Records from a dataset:
════════════════

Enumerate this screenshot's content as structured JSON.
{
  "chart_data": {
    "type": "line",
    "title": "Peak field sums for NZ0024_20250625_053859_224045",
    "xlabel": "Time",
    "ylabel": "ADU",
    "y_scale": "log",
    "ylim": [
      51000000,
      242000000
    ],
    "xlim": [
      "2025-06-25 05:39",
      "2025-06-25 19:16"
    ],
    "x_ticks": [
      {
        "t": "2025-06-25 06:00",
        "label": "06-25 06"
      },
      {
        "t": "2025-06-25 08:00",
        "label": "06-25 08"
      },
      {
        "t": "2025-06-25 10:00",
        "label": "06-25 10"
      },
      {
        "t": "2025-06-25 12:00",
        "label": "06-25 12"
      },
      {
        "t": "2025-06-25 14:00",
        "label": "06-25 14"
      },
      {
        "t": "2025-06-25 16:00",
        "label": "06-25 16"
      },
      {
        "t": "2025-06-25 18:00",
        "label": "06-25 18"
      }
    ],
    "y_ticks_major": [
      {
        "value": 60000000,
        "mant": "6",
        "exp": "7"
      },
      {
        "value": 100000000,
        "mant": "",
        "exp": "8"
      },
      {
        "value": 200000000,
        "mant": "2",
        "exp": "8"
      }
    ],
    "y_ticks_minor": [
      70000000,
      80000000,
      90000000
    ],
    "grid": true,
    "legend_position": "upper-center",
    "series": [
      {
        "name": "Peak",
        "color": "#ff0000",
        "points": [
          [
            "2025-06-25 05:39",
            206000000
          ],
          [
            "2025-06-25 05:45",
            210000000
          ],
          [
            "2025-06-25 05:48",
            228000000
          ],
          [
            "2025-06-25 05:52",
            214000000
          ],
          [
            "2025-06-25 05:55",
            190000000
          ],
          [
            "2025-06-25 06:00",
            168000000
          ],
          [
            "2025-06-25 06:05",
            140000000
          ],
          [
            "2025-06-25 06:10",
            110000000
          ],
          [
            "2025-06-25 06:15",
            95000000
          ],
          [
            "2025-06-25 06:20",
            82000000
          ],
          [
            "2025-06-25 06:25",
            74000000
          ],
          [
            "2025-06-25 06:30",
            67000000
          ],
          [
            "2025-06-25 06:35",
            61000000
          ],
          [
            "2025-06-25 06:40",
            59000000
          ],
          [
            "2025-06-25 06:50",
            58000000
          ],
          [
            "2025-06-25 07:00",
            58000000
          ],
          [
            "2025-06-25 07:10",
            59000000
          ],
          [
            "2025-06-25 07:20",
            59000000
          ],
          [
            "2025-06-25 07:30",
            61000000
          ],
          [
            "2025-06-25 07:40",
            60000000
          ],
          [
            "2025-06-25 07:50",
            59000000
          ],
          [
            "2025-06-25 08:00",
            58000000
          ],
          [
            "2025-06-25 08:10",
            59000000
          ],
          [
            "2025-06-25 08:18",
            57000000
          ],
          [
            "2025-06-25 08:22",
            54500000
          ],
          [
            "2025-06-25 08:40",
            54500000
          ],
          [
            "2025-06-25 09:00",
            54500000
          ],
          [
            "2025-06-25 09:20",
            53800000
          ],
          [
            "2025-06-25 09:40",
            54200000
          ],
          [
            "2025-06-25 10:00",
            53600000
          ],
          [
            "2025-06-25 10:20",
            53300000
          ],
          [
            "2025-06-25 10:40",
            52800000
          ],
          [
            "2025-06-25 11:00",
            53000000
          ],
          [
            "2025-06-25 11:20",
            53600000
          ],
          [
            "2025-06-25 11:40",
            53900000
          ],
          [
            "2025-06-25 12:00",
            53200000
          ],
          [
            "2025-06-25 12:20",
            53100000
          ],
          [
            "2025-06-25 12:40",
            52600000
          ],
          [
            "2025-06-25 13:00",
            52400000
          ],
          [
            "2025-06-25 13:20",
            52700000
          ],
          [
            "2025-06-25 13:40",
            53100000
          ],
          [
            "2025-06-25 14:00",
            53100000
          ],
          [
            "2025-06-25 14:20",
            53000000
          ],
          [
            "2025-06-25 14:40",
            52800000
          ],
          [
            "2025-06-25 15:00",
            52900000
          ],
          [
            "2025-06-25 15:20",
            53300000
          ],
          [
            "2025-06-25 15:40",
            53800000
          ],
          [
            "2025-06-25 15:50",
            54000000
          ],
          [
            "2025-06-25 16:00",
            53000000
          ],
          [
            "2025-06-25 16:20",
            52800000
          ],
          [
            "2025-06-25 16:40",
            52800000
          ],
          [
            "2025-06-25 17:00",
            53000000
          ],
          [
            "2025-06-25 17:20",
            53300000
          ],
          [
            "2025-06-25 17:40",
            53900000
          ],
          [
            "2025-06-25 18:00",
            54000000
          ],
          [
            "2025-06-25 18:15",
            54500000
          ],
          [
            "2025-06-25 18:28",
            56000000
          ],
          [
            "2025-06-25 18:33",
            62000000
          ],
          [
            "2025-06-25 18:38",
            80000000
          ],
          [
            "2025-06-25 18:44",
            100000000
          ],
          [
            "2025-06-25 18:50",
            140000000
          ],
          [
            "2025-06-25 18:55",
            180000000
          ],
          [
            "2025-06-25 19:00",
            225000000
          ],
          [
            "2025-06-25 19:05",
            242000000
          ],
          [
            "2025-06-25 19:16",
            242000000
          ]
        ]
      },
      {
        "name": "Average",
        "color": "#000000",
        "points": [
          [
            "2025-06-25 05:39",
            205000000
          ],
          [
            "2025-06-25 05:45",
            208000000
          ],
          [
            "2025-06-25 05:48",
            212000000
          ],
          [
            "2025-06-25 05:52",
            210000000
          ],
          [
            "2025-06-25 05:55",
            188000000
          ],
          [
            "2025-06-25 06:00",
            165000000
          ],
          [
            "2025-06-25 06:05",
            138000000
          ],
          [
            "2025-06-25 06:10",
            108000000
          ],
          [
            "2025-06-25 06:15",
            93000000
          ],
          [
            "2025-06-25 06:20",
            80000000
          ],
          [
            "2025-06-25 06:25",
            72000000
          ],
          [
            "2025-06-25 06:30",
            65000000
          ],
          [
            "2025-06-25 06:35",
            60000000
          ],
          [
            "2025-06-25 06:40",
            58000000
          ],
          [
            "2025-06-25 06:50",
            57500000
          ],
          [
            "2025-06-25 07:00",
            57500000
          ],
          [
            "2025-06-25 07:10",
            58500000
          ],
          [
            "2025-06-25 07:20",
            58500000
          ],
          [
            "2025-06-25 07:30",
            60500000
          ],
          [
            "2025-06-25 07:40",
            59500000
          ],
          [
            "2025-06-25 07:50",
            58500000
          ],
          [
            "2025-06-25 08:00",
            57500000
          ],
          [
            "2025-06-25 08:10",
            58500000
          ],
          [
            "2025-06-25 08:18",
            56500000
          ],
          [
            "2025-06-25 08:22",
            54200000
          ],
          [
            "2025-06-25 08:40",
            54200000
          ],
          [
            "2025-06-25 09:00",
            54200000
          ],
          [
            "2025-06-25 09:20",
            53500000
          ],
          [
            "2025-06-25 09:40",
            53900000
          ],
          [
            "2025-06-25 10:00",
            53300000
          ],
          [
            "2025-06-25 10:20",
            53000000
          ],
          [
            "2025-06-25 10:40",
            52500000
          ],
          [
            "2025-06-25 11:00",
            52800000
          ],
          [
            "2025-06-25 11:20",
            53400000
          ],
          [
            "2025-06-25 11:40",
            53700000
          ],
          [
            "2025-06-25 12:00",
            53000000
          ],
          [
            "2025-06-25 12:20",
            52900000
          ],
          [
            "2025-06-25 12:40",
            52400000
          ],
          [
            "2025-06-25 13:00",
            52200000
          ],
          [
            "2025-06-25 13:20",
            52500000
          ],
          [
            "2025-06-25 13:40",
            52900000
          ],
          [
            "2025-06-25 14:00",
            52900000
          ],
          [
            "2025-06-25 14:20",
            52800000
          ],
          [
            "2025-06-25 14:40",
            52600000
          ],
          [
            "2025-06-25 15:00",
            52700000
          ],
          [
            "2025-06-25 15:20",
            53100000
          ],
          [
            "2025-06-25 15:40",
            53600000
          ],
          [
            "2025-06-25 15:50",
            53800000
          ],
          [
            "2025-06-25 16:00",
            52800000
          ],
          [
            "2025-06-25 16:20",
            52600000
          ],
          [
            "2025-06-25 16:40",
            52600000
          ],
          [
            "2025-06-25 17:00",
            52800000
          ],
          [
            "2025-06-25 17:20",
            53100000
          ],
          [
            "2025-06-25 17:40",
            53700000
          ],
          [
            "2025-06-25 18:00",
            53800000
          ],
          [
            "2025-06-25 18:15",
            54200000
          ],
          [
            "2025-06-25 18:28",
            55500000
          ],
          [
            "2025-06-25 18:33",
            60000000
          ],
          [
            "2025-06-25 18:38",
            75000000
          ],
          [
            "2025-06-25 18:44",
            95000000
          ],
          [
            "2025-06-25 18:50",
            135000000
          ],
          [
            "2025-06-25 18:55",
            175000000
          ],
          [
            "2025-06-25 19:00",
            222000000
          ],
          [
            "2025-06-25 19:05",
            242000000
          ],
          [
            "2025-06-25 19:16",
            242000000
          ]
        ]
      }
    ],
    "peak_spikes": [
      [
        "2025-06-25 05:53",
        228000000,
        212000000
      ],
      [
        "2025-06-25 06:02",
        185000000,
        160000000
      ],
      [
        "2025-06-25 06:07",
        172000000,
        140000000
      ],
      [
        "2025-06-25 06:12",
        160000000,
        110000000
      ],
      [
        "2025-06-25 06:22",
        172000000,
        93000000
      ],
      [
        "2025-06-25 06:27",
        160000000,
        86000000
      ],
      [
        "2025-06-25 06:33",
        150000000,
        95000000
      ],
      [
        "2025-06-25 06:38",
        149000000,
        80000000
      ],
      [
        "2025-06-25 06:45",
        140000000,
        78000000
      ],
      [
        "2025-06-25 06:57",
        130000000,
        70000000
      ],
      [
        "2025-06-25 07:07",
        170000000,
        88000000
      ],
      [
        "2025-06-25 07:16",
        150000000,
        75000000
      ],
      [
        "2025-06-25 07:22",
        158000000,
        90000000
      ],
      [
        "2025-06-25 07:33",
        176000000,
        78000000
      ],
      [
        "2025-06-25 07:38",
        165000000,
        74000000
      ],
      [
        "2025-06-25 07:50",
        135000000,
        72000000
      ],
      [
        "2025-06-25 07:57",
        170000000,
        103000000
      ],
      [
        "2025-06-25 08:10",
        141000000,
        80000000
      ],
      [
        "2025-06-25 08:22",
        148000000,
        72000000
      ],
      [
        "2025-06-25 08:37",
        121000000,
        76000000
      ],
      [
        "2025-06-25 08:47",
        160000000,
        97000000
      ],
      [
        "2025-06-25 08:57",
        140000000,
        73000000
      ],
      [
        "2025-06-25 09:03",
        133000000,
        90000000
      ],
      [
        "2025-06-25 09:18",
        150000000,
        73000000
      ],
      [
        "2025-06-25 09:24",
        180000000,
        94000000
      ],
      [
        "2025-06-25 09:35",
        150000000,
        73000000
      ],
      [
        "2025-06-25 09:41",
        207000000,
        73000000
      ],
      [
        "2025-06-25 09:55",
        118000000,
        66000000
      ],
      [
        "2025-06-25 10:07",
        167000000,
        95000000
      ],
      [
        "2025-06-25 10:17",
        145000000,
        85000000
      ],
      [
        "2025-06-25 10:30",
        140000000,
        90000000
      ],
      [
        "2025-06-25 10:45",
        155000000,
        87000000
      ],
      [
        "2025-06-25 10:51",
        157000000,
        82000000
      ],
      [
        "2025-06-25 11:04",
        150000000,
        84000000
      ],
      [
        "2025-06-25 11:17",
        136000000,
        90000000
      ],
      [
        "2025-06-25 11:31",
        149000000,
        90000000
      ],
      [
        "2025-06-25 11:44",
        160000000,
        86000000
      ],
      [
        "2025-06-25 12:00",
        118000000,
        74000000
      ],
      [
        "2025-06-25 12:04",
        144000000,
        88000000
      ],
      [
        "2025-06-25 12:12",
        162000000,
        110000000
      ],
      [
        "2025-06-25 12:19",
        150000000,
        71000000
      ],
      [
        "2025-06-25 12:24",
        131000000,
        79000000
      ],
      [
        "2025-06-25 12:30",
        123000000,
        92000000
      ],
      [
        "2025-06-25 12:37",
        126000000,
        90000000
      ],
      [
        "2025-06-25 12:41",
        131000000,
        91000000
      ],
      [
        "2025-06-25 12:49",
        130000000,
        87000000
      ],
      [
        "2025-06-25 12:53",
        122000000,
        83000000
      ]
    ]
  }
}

════════════════

**Task instructions**
Filter the records, keeping only lines that contain "value", and show those lines.

**Full solution**
        "value": 60000000,
        "value": 100000000,
        "value": 200000000,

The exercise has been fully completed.